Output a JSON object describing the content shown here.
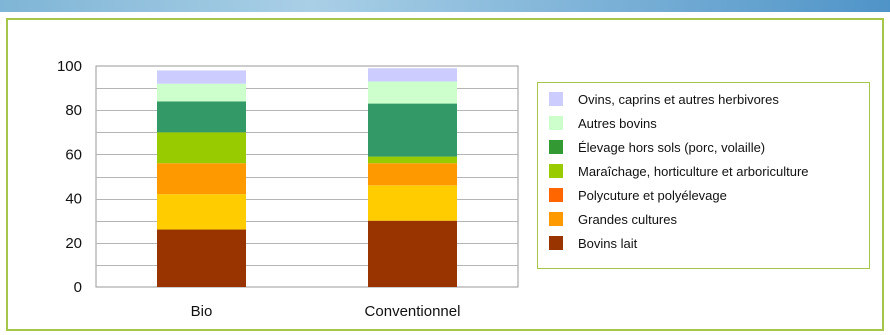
{
  "chart_data": {
    "type": "bar",
    "stacked": true,
    "categories": [
      "Bio",
      "Conventionnel"
    ],
    "ylim": [
      0,
      100
    ],
    "yticks": [
      0,
      20,
      40,
      60,
      80,
      100
    ],
    "grid": true,
    "legend_position": "right",
    "series": [
      {
        "name": "Bovins lait",
        "color": "#993300",
        "values": [
          26,
          30
        ]
      },
      {
        "name": "Grandes cultures",
        "color": "#ffcc00",
        "values": [
          16,
          16
        ]
      },
      {
        "name": "Polycuture et polyélevage",
        "color": "#ff9900",
        "values": [
          14,
          10
        ]
      },
      {
        "name": "Maraîchage, horticulture et arboriculture",
        "color": "#99cc00",
        "values": [
          14,
          3
        ]
      },
      {
        "name": "Élevage hors sols (porc, volaille)",
        "color": "#339966",
        "values": [
          0,
          0
        ]
      },
      {
        "name": "Autres bovins",
        "color": "#339966",
        "values": [
          14,
          24
        ]
      },
      {
        "name": "Ovins, caprins et autres herbivores",
        "color": "#ccffcc",
        "values": [
          8,
          10
        ]
      },
      {
        "name": "",
        "color": "#ccccff",
        "values": [
          6,
          6
        ]
      }
    ]
  },
  "legend": {
    "items": [
      {
        "label": "Ovins, caprins et autres herbivores",
        "color": "#ccccff"
      },
      {
        "label": "Autres bovins",
        "color": "#ccffcc"
      },
      {
        "label": "Élevage hors sols (porc, volaille)",
        "color": "#339933"
      },
      {
        "label": "Maraîchage, horticulture et arboriculture",
        "color": "#99cc00"
      },
      {
        "label": "Polycuture et polyélevage",
        "color": "#ff6600"
      },
      {
        "label": "Grandes cultures",
        "color": "#ff9900"
      },
      {
        "label": "Bovins lait",
        "color": "#993300"
      }
    ]
  }
}
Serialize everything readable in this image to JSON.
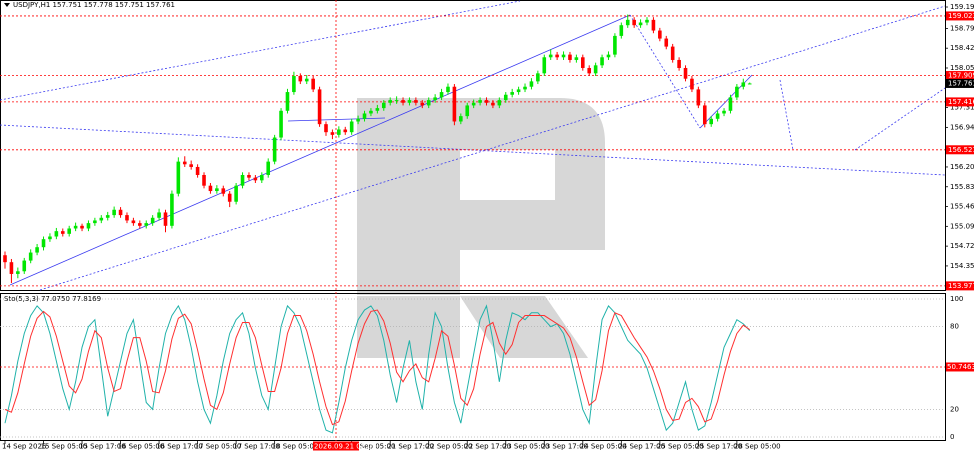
{
  "chart_data": {
    "type": "candlestick",
    "header": "USDJPY,H1  157.751 157.778 157.751 157.761",
    "cursor_time": "2026.09.21 02:00",
    "ylim": [
      153.9,
      159.321
    ],
    "yticks": [
      {
        "value": 159.19,
        "label": "159.190"
      },
      {
        "value": 158.79,
        "label": "158.790"
      },
      {
        "value": 158.42,
        "label": "158.420"
      },
      {
        "value": 158.05,
        "label": "158.050"
      },
      {
        "value": 157.31,
        "label": "157.310"
      },
      {
        "value": 156.94,
        "label": "156.940"
      },
      {
        "value": 156.2,
        "label": "156.200"
      },
      {
        "value": 155.83,
        "label": "155.830"
      },
      {
        "value": 155.46,
        "label": "155.460"
      },
      {
        "value": 155.09,
        "label": "155.090"
      },
      {
        "value": 154.72,
        "label": "154.720"
      },
      {
        "value": 154.35,
        "label": "154.350"
      }
    ],
    "levels": [
      159.023,
      157.909,
      157.416,
      156.521,
      153.977
    ],
    "last_price": 157.761,
    "colors": {
      "up": "#00e600",
      "down": "#ff0000",
      "level": "#ff0000"
    },
    "xticks": [
      {
        "value": 0,
        "label": "14 Sep 2026"
      },
      {
        "value": 6,
        "label": "15 Sep 05:00"
      },
      {
        "value": 12,
        "label": "15 Sep 17:00"
      },
      {
        "value": 18,
        "label": "16 Sep 05:00"
      },
      {
        "value": 24,
        "label": "16 Sep 17:00"
      },
      {
        "value": 30,
        "label": "17 Sep 05:00"
      },
      {
        "value": 36,
        "label": "17 Sep 17:00"
      },
      {
        "value": 42,
        "label": "18 Sep 05:00"
      },
      {
        "value": 54,
        "label": "21 Sep 05:00"
      },
      {
        "value": 60,
        "label": "21 Sep 17:00"
      },
      {
        "value": 66,
        "label": "22 Sep 05:00"
      },
      {
        "value": 72,
        "label": "22 Sep 17:00"
      },
      {
        "value": 78,
        "label": "23 Sep 05:00"
      },
      {
        "value": 84,
        "label": "23 Sep 17:00"
      },
      {
        "value": 90,
        "label": "24 Sep 05:00"
      },
      {
        "value": 96,
        "label": "24 Sep 17:00"
      },
      {
        "value": 102,
        "label": "25 Sep 05:00"
      },
      {
        "value": 108,
        "label": "25 Sep 17:00"
      },
      {
        "value": 114,
        "label": "28 Sep 05:00"
      }
    ],
    "candles": [
      [
        154.55,
        154.62,
        154.3,
        154.42
      ],
      [
        154.42,
        154.48,
        154.03,
        154.2
      ],
      [
        154.2,
        154.32,
        154.12,
        154.25
      ],
      [
        154.25,
        154.5,
        154.2,
        154.45
      ],
      [
        154.45,
        154.66,
        154.4,
        154.6
      ],
      [
        154.6,
        154.76,
        154.55,
        154.7
      ],
      [
        154.7,
        154.9,
        154.64,
        154.85
      ],
      [
        154.85,
        154.96,
        154.8,
        154.9
      ],
      [
        154.9,
        155.06,
        154.85,
        155.0
      ],
      [
        155.0,
        155.05,
        154.9,
        154.95
      ],
      [
        154.95,
        155.1,
        154.9,
        155.05
      ],
      [
        155.05,
        155.16,
        155.0,
        155.1
      ],
      [
        155.1,
        155.14,
        155.0,
        155.05
      ],
      [
        155.05,
        155.2,
        155.0,
        155.15
      ],
      [
        155.15,
        155.25,
        155.1,
        155.2
      ],
      [
        155.2,
        155.3,
        155.15,
        155.25
      ],
      [
        155.25,
        155.36,
        155.2,
        155.3
      ],
      [
        155.3,
        155.46,
        155.25,
        155.4
      ],
      [
        155.4,
        155.45,
        155.25,
        155.3
      ],
      [
        155.3,
        155.35,
        155.15,
        155.2
      ],
      [
        155.2,
        155.25,
        155.1,
        155.15
      ],
      [
        155.15,
        155.2,
        155.05,
        155.1
      ],
      [
        155.1,
        155.2,
        155.05,
        155.15
      ],
      [
        155.15,
        155.3,
        155.1,
        155.25
      ],
      [
        155.25,
        155.42,
        155.2,
        155.35
      ],
      [
        155.35,
        155.4,
        154.98,
        155.1
      ],
      [
        155.1,
        155.76,
        155.05,
        155.7
      ],
      [
        155.7,
        156.38,
        155.65,
        156.3
      ],
      [
        156.3,
        156.4,
        156.2,
        156.25
      ],
      [
        156.25,
        156.32,
        156.15,
        156.2
      ],
      [
        156.2,
        156.25,
        156.0,
        156.05
      ],
      [
        156.05,
        156.1,
        155.8,
        155.85
      ],
      [
        155.85,
        155.9,
        155.7,
        155.75
      ],
      [
        155.75,
        155.86,
        155.7,
        155.8
      ],
      [
        155.8,
        155.85,
        155.65,
        155.7
      ],
      [
        155.7,
        155.75,
        155.45,
        155.55
      ],
      [
        155.55,
        155.9,
        155.5,
        155.85
      ],
      [
        155.85,
        156.1,
        155.8,
        156.05
      ],
      [
        156.05,
        156.1,
        155.95,
        156.0
      ],
      [
        156.0,
        156.05,
        155.9,
        155.95
      ],
      [
        155.95,
        156.1,
        155.9,
        156.05
      ],
      [
        156.05,
        156.36,
        156.0,
        156.3
      ],
      [
        156.3,
        156.8,
        156.25,
        156.75
      ],
      [
        156.75,
        157.3,
        156.7,
        157.25
      ],
      [
        157.25,
        157.66,
        157.2,
        157.6
      ],
      [
        157.6,
        157.98,
        157.55,
        157.9
      ],
      [
        157.9,
        157.95,
        157.75,
        157.8
      ],
      [
        157.8,
        157.92,
        157.75,
        157.85
      ],
      [
        157.85,
        157.9,
        157.6,
        157.65
      ],
      [
        157.65,
        157.7,
        156.95,
        157.0
      ],
      [
        157.0,
        157.05,
        156.78,
        156.85
      ],
      [
        156.85,
        156.9,
        156.72,
        156.8
      ],
      [
        156.8,
        156.96,
        156.75,
        156.9
      ],
      [
        156.9,
        156.95,
        156.8,
        156.85
      ],
      [
        156.85,
        157.1,
        156.8,
        157.05
      ],
      [
        157.05,
        157.16,
        157.0,
        157.1
      ],
      [
        157.1,
        157.25,
        157.05,
        157.2
      ],
      [
        157.2,
        157.3,
        157.15,
        157.25
      ],
      [
        157.25,
        157.36,
        157.2,
        157.3
      ],
      [
        157.3,
        157.45,
        157.25,
        157.4
      ],
      [
        157.4,
        157.5,
        157.35,
        157.45
      ],
      [
        157.45,
        157.52,
        157.38,
        157.45
      ],
      [
        157.45,
        157.5,
        157.35,
        157.4
      ],
      [
        157.4,
        157.5,
        157.35,
        157.45
      ],
      [
        157.45,
        157.5,
        157.35,
        157.4
      ],
      [
        157.4,
        157.45,
        157.3,
        157.35
      ],
      [
        157.35,
        157.5,
        157.3,
        157.45
      ],
      [
        157.45,
        157.56,
        157.4,
        157.5
      ],
      [
        157.5,
        157.66,
        157.45,
        157.6
      ],
      [
        157.6,
        157.76,
        157.55,
        157.7
      ],
      [
        157.7,
        157.75,
        156.98,
        157.05
      ],
      [
        157.05,
        157.2,
        157.0,
        157.15
      ],
      [
        157.15,
        157.4,
        157.1,
        157.35
      ],
      [
        157.35,
        157.46,
        157.3,
        157.4
      ],
      [
        157.4,
        157.5,
        157.35,
        157.45
      ],
      [
        157.45,
        157.5,
        157.35,
        157.4
      ],
      [
        157.4,
        157.45,
        157.3,
        157.35
      ],
      [
        157.35,
        157.5,
        157.3,
        157.45
      ],
      [
        157.45,
        157.6,
        157.4,
        157.55
      ],
      [
        157.55,
        157.66,
        157.5,
        157.6
      ],
      [
        157.6,
        157.7,
        157.55,
        157.65
      ],
      [
        157.65,
        157.76,
        157.6,
        157.7
      ],
      [
        157.7,
        157.86,
        157.65,
        157.8
      ],
      [
        157.8,
        158.0,
        157.75,
        157.95
      ],
      [
        157.95,
        158.3,
        157.9,
        158.25
      ],
      [
        158.25,
        158.4,
        158.2,
        158.3
      ],
      [
        158.3,
        158.35,
        158.2,
        158.25
      ],
      [
        158.25,
        158.36,
        158.2,
        158.3
      ],
      [
        158.3,
        158.35,
        158.15,
        158.2
      ],
      [
        158.2,
        158.3,
        158.15,
        158.25
      ],
      [
        158.25,
        158.3,
        158.0,
        158.05
      ],
      [
        158.05,
        158.1,
        157.9,
        157.95
      ],
      [
        157.95,
        158.15,
        157.9,
        158.1
      ],
      [
        158.1,
        158.3,
        158.05,
        158.25
      ],
      [
        158.25,
        158.36,
        158.2,
        158.3
      ],
      [
        158.3,
        158.7,
        158.25,
        158.65
      ],
      [
        158.65,
        158.9,
        158.6,
        158.85
      ],
      [
        158.85,
        159.05,
        158.8,
        158.95
      ],
      [
        158.95,
        159.0,
        158.8,
        158.85
      ],
      [
        158.85,
        158.96,
        158.8,
        158.9
      ],
      [
        158.9,
        159.0,
        158.85,
        158.95
      ],
      [
        158.95,
        159.0,
        158.7,
        158.75
      ],
      [
        158.75,
        158.8,
        158.55,
        158.6
      ],
      [
        158.6,
        158.65,
        158.4,
        158.45
      ],
      [
        158.45,
        158.5,
        158.15,
        158.2
      ],
      [
        158.2,
        158.25,
        158.0,
        158.05
      ],
      [
        158.05,
        158.1,
        157.8,
        157.85
      ],
      [
        157.85,
        157.9,
        157.6,
        157.65
      ],
      [
        157.65,
        157.7,
        157.3,
        157.35
      ],
      [
        157.35,
        157.4,
        156.94,
        157.0
      ],
      [
        157.0,
        157.15,
        156.95,
        157.1
      ],
      [
        157.1,
        157.25,
        157.05,
        157.2
      ],
      [
        157.2,
        157.3,
        157.15,
        157.25
      ],
      [
        157.25,
        157.55,
        157.2,
        157.5
      ],
      [
        157.5,
        157.75,
        157.45,
        157.7
      ],
      [
        157.7,
        157.85,
        157.65,
        157.78
      ],
      [
        157.751,
        157.778,
        157.751,
        157.761
      ]
    ],
    "oscillator": {
      "type": "line",
      "title": "Sto(5,3,3) 77.0750 77.8169",
      "ylim": [
        -2.9,
        104.35
      ],
      "yticks": [
        100,
        80,
        20,
        0
      ],
      "levels": [
        50.7463
      ],
      "series": [
        {
          "color": "#20b2aa",
          "values": [
            10,
            30,
            55,
            75,
            88,
            95,
            90,
            75,
            55,
            35,
            20,
            40,
            65,
            80,
            85,
            50,
            15,
            35,
            55,
            75,
            85,
            55,
            25,
            20,
            50,
            75,
            88,
            95,
            85,
            65,
            40,
            20,
            10,
            30,
            55,
            75,
            85,
            90,
            75,
            50,
            30,
            20,
            50,
            80,
            95,
            90,
            80,
            60,
            40,
            20,
            5,
            3,
            25,
            50,
            70,
            85,
            92,
            95,
            88,
            70,
            45,
            25,
            50,
            70,
            40,
            20,
            60,
            90,
            80,
            50,
            25,
            10,
            35,
            60,
            85,
            95,
            70,
            40,
            70,
            90,
            88,
            85,
            90,
            90,
            85,
            80,
            82,
            75,
            60,
            40,
            20,
            10,
            50,
            85,
            95,
            90,
            80,
            70,
            65,
            60,
            50,
            35,
            20,
            5,
            10,
            25,
            40,
            20,
            5,
            8,
            25,
            45,
            65,
            75,
            85,
            82,
            77.075
          ]
        },
        {
          "color": "#ff3030",
          "values": [
            20,
            18,
            32,
            53,
            73,
            86,
            91,
            87,
            73,
            55,
            37,
            32,
            42,
            62,
            77,
            72,
            50,
            33,
            35,
            55,
            72,
            72,
            55,
            33,
            32,
            48,
            71,
            86,
            89,
            82,
            63,
            42,
            23,
            20,
            32,
            53,
            72,
            83,
            83,
            72,
            52,
            33,
            33,
            50,
            75,
            88,
            88,
            77,
            60,
            40,
            22,
            9,
            11,
            26,
            48,
            68,
            82,
            91,
            92,
            84,
            68,
            47,
            40,
            48,
            53,
            43,
            40,
            57,
            77,
            73,
            52,
            28,
            23,
            35,
            60,
            80,
            83,
            68,
            60,
            67,
            83,
            88,
            88,
            88,
            88,
            85,
            82,
            79,
            72,
            58,
            40,
            23,
            27,
            48,
            77,
            90,
            88,
            80,
            72,
            65,
            58,
            48,
            35,
            20,
            12,
            13,
            25,
            28,
            22,
            11,
            13,
            26,
            45,
            62,
            75,
            81,
            77.8169
          ]
        }
      ]
    }
  }
}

» Requirement
Across the records, how many lines contain "hors"? Only the number should be given.

» Correct output
2